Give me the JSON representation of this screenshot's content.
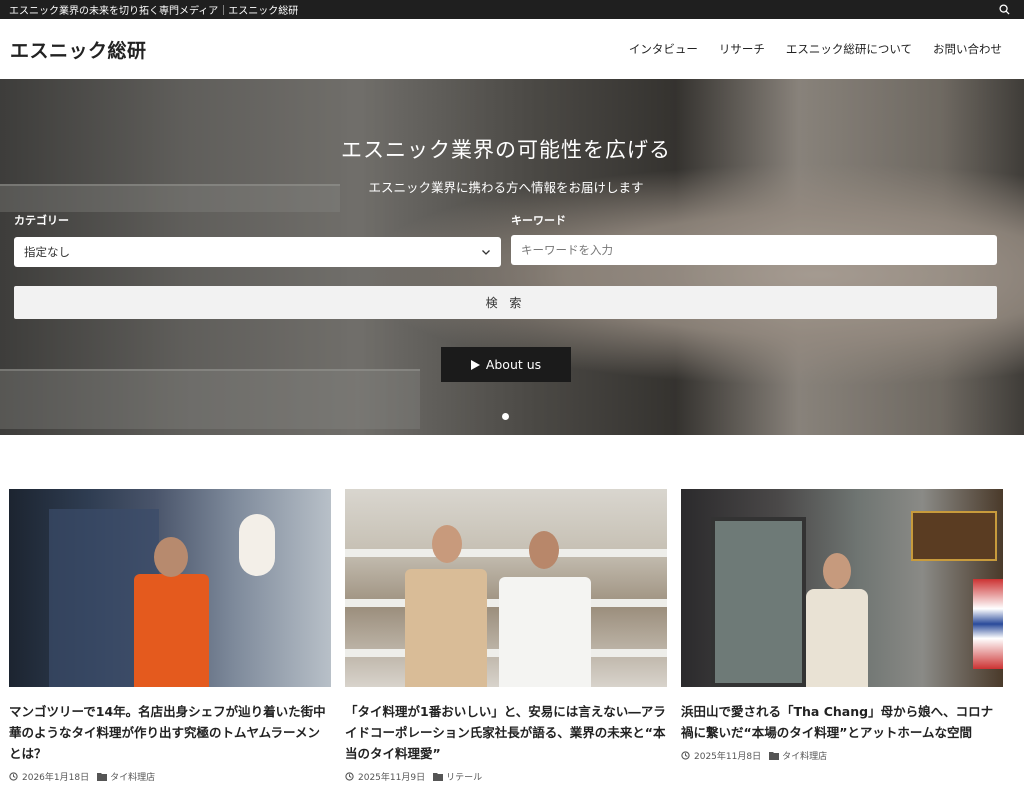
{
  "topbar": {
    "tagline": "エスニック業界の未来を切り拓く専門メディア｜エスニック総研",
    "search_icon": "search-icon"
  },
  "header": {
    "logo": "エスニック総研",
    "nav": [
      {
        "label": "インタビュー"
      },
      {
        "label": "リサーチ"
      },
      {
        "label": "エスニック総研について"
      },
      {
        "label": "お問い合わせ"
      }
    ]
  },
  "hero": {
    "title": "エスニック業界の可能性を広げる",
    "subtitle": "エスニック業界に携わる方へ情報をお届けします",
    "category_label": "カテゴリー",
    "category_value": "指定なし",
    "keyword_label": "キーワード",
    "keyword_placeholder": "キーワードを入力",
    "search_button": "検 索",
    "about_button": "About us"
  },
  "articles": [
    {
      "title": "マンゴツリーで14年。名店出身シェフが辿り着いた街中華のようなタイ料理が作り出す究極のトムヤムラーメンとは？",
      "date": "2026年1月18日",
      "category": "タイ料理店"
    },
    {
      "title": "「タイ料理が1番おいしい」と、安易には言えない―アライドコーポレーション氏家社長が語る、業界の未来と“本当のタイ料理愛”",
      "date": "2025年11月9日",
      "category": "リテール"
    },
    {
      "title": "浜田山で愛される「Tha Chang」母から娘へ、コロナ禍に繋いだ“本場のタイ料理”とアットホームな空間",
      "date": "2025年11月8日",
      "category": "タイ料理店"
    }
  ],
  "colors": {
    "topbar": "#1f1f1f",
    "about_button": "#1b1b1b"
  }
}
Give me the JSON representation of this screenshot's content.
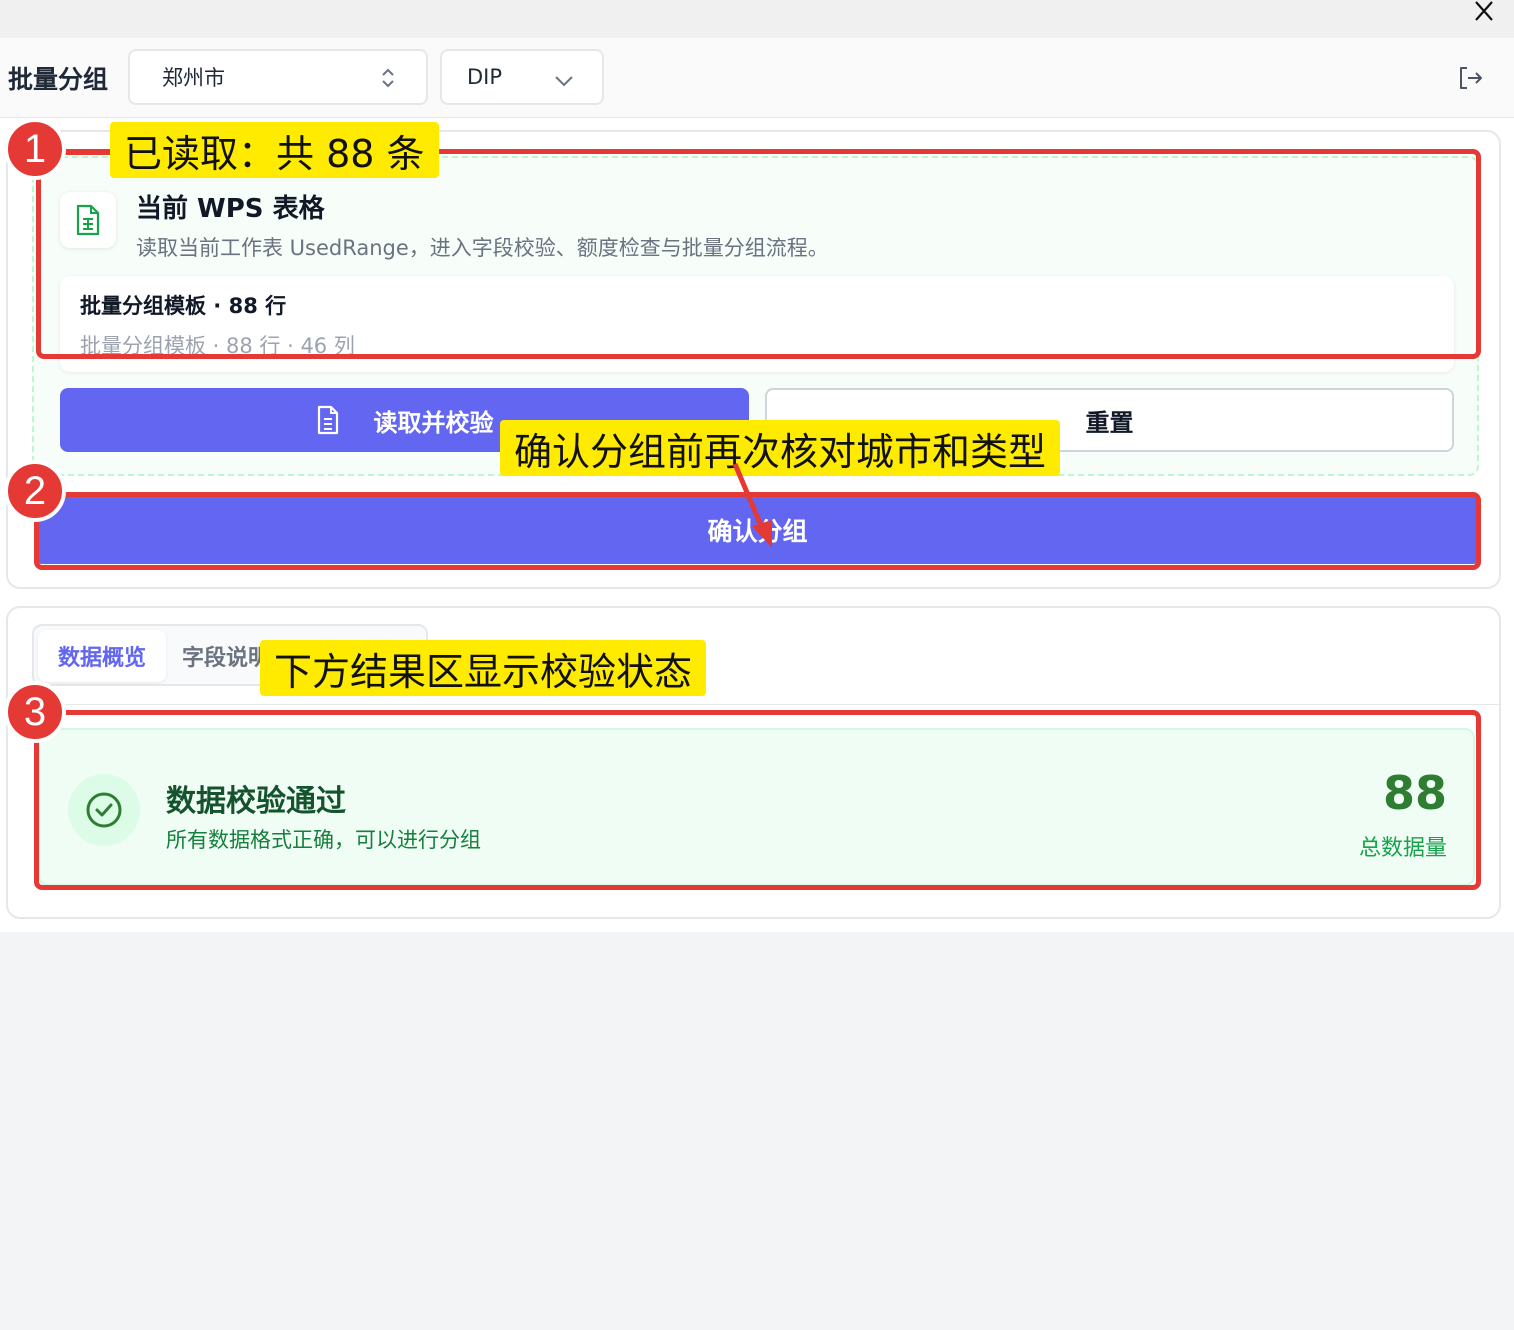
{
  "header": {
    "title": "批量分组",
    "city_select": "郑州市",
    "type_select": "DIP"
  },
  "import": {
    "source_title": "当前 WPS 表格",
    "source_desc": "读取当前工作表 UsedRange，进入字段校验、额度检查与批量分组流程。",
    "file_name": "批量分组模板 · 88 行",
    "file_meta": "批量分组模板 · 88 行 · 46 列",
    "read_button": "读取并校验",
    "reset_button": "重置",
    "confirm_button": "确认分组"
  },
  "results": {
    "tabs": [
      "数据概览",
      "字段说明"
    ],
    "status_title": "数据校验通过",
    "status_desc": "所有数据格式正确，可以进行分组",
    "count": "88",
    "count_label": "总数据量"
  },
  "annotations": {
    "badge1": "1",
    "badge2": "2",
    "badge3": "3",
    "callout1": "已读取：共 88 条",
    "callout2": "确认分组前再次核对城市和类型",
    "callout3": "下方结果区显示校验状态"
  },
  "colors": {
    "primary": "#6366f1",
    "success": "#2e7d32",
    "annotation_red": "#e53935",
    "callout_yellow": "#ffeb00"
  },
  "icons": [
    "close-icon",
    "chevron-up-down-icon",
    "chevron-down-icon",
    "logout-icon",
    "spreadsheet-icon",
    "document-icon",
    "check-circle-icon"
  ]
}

════════════════

WRITTEN TASK
The material above holds pictures; copy everything else in it exactly.

THE RESPONSE
Give me the JSON representation of this screenshot's content.
{
  "topbar": {
    "tagline": "エスニック業界の未来を切り拓く専門メディア｜エスニック総研",
    "search_icon": "search-icon"
  },
  "header": {
    "logo": "エスニック総研",
    "nav": [
      {
        "label": "インタビュー"
      },
      {
        "label": "リサーチ"
      },
      {
        "label": "エスニック総研について"
      },
      {
        "label": "お問い合わせ"
      }
    ]
  },
  "hero": {
    "title": "エスニック業界の可能性を広げる",
    "subtitle": "エスニック業界に携わる方へ情報をお届けします",
    "category_label": "カテゴリー",
    "category_value": "指定なし",
    "keyword_label": "キーワード",
    "keyword_placeholder": "キーワードを入力",
    "search_button": "検 索",
    "about_button": "About us"
  },
  "articles": [
    {
      "title": "マンゴツリーで14年。名店出身シェフが辿り着いた街中華のようなタイ料理が作り出す究極のトムヤムラーメンとは？",
      "date": "2026年1月18日",
      "category": "タイ料理店"
    },
    {
      "title": "「タイ料理が1番おいしい」と、安易には言えない―アライドコーポレーション氏家社長が語る、業界の未来と“本当のタイ料理愛”",
      "date": "2025年11月9日",
      "category": "リテール"
    },
    {
      "title": "浜田山で愛される「Tha Chang」母から娘へ、コロナ禍に繋いだ“本場のタイ料理”とアットホームな空間",
      "date": "2025年11月8日",
      "category": "タイ料理店"
    }
  ],
  "colors": {
    "topbar": "#1f1f1f",
    "about_button": "#1b1b1b"
  }
}
Give me the JSON representation of this screenshot's content.
{
  "header": {
    "title": "批量分组",
    "city_select": "郑州市",
    "type_select": "DIP"
  },
  "import": {
    "source_title": "当前 WPS 表格",
    "source_desc": "读取当前工作表 UsedRange，进入字段校验、额度检查与批量分组流程。",
    "file_name": "批量分组模板 · 88 行",
    "file_meta": "批量分组模板 · 88 行 · 46 列",
    "read_button": "读取并校验",
    "reset_button": "重置",
    "confirm_button": "确认分组"
  },
  "results": {
    "tabs": [
      "数据概览",
      "字段说明"
    ],
    "status_title": "数据校验通过",
    "status_desc": "所有数据格式正确，可以进行分组",
    "count": "88",
    "count_label": "总数据量"
  },
  "annotations": {
    "badge1": "1",
    "badge2": "2",
    "badge3": "3",
    "callout1": "已读取：共 88 条",
    "callout2": "确认分组前再次核对城市和类型",
    "callout3": "下方结果区显示校验状态"
  },
  "colors": {
    "primary": "#6366f1",
    "success": "#2e7d32",
    "annotation_red": "#e53935",
    "callout_yellow": "#ffeb00"
  },
  "icons": [
    "close-icon",
    "chevron-up-down-icon",
    "chevron-down-icon",
    "logout-icon",
    "spreadsheet-icon",
    "document-icon",
    "check-circle-icon"
  ]
}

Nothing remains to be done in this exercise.